## BEGIN

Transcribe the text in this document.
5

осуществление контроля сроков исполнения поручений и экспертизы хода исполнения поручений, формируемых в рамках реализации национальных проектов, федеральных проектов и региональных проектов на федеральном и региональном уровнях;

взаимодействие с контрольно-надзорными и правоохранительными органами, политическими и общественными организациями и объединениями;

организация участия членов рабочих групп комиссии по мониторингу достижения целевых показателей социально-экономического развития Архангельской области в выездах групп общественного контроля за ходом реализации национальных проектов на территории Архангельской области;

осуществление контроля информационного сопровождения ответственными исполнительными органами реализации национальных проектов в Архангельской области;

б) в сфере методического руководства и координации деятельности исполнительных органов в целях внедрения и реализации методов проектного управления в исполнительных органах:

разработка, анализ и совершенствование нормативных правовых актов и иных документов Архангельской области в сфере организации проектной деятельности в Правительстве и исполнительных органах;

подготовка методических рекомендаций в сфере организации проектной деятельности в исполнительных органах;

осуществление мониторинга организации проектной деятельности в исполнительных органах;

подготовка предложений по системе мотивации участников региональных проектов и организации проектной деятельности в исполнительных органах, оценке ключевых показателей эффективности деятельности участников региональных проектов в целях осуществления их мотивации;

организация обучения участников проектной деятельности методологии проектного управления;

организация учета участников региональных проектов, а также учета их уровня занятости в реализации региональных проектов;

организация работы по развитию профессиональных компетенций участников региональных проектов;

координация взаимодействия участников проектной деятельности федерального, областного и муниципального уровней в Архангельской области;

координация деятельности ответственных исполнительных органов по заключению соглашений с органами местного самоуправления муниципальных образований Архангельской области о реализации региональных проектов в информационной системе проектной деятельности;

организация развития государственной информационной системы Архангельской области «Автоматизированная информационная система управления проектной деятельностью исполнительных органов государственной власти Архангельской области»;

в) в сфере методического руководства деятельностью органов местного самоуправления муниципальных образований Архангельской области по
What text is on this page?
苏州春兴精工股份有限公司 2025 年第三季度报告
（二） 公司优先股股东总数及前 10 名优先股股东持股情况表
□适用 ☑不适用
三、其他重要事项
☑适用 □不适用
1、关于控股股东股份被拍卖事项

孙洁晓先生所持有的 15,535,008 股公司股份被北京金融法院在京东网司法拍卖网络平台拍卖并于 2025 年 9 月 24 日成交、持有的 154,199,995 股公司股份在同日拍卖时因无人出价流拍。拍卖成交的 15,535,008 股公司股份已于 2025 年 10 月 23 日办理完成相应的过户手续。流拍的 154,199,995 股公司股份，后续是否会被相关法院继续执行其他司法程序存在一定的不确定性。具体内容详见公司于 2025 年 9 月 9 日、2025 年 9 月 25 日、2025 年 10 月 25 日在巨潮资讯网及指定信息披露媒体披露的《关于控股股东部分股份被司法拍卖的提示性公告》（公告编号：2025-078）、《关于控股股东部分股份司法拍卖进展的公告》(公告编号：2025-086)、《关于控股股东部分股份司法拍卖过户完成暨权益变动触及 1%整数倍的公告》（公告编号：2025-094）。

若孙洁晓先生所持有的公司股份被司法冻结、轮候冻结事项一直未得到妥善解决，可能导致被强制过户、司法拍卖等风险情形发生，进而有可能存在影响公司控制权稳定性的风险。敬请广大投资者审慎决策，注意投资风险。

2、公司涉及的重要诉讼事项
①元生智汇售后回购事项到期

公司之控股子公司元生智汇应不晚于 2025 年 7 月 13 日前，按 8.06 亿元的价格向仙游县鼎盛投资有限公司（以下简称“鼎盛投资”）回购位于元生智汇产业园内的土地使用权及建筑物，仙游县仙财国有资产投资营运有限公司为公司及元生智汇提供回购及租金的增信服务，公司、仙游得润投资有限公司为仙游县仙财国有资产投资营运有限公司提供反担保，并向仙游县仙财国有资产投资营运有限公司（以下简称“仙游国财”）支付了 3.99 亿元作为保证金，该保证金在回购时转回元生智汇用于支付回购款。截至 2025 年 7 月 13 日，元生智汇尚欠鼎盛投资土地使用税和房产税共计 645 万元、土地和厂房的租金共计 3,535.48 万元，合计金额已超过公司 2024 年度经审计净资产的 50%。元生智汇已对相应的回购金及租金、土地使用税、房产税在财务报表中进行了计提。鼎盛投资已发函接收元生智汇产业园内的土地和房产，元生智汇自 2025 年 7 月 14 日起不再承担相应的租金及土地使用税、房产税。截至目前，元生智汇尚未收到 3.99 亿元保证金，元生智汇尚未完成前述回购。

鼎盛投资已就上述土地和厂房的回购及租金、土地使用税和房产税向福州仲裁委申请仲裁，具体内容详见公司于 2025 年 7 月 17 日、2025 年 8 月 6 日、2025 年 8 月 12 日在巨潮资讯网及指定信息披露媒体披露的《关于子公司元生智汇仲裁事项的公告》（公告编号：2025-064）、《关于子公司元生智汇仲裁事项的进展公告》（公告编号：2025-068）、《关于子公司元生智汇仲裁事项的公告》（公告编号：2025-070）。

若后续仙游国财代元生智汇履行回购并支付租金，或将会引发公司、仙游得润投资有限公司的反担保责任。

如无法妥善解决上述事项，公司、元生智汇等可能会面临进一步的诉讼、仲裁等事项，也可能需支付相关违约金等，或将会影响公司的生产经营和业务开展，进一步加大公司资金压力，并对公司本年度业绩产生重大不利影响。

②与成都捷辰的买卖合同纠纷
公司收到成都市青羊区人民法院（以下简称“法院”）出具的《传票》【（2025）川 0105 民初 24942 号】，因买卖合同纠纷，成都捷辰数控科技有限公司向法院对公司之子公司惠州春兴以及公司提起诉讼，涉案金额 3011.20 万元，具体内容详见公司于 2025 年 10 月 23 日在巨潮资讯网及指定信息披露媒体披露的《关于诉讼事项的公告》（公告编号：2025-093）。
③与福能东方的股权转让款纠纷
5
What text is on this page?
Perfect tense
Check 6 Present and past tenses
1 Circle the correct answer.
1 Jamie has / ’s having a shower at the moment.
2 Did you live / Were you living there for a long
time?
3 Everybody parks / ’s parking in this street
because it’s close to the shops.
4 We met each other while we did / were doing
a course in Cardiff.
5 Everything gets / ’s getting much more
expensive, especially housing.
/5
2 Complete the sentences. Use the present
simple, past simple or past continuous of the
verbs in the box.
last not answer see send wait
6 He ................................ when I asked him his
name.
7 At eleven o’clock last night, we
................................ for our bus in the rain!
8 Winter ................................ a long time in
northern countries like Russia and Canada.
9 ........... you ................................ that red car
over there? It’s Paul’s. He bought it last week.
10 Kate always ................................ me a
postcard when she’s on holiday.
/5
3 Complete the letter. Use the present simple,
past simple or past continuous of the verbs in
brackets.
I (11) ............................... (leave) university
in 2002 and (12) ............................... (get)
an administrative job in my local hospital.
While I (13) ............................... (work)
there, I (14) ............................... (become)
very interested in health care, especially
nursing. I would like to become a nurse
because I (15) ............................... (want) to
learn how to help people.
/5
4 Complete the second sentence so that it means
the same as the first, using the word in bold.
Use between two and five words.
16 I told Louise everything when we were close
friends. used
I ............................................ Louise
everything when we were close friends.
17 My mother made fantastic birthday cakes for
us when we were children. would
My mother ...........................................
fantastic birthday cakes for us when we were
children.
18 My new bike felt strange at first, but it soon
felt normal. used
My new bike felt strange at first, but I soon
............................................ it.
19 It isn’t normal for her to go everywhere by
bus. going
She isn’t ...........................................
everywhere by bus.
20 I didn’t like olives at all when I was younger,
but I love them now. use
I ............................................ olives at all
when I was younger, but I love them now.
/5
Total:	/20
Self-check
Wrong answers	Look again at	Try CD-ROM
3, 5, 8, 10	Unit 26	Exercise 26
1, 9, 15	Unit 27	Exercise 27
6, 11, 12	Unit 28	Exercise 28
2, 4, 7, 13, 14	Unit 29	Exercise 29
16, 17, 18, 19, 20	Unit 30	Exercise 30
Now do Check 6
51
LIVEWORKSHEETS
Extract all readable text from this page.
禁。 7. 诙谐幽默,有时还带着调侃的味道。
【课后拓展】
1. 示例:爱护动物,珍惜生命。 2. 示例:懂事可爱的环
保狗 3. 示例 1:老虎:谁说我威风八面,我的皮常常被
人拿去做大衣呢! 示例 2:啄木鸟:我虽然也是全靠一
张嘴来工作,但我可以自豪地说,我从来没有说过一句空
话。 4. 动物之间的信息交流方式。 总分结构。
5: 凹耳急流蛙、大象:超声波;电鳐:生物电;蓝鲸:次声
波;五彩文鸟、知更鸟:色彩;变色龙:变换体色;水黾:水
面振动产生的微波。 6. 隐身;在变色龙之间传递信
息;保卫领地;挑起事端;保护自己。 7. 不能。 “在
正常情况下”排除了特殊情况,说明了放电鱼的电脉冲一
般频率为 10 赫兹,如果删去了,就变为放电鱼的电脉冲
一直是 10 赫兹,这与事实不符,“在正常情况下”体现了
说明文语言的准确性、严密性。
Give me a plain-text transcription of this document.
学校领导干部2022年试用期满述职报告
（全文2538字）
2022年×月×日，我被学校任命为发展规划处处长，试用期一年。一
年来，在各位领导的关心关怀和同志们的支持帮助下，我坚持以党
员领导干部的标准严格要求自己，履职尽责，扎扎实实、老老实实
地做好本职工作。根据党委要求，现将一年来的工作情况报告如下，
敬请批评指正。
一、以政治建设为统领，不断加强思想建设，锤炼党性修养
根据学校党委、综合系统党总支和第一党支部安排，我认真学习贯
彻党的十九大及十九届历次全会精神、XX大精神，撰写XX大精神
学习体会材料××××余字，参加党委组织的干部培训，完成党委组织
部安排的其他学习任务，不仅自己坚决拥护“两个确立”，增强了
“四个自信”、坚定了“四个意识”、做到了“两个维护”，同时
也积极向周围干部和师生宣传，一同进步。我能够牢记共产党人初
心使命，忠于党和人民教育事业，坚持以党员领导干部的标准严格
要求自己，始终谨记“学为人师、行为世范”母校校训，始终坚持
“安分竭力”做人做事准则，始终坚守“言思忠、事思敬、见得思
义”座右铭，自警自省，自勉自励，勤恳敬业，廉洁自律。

## END

*Your instructions:* Begin with the line that contains "Give me a plain-text" and end with the last line of the records; set down every line in that span exactly, and nothing else.

*Task solution:*
Give me a plain-text transcription of this document.
学校领导干部2022年试用期满述职报告
（全文2538字）
2022年×月×日，我被学校任命为发展规划处处长，试用期一年。一
年来，在各位领导的关心关怀和同志们的支持帮助下，我坚持以党
员领导干部的标准严格要求自己，履职尽责，扎扎实实、老老实实
地做好本职工作。根据党委要求，现将一年来的工作情况报告如下，
敬请批评指正。
一、以政治建设为统领，不断加强思想建设，锤炼党性修养
根据学校党委、综合系统党总支和第一党支部安排，我认真学习贯
彻党的十九大及十九届历次全会精神、XX大精神，撰写XX大精神
学习体会材料××××余字，参加党委组织的干部培训，完成党委组织
部安排的其他学习任务，不仅自己坚决拥护“两个确立”，增强了
“四个自信”、坚定了“四个意识”、做到了“两个维护”，同时
也积极向周围干部和师生宣传，一同进步。我能够牢记共产党人初
心使命，忠于党和人民教育事业，坚持以党员领导干部的标准严格
要求自己，始终谨记“学为人师、行为世范”母校校训，始终坚持
“安分竭力”做人做事准则，始终坚守“言思忠、事思敬、见得思
义”座右铭，自警自省，自勉自励，勤恳敬业，廉洁自律。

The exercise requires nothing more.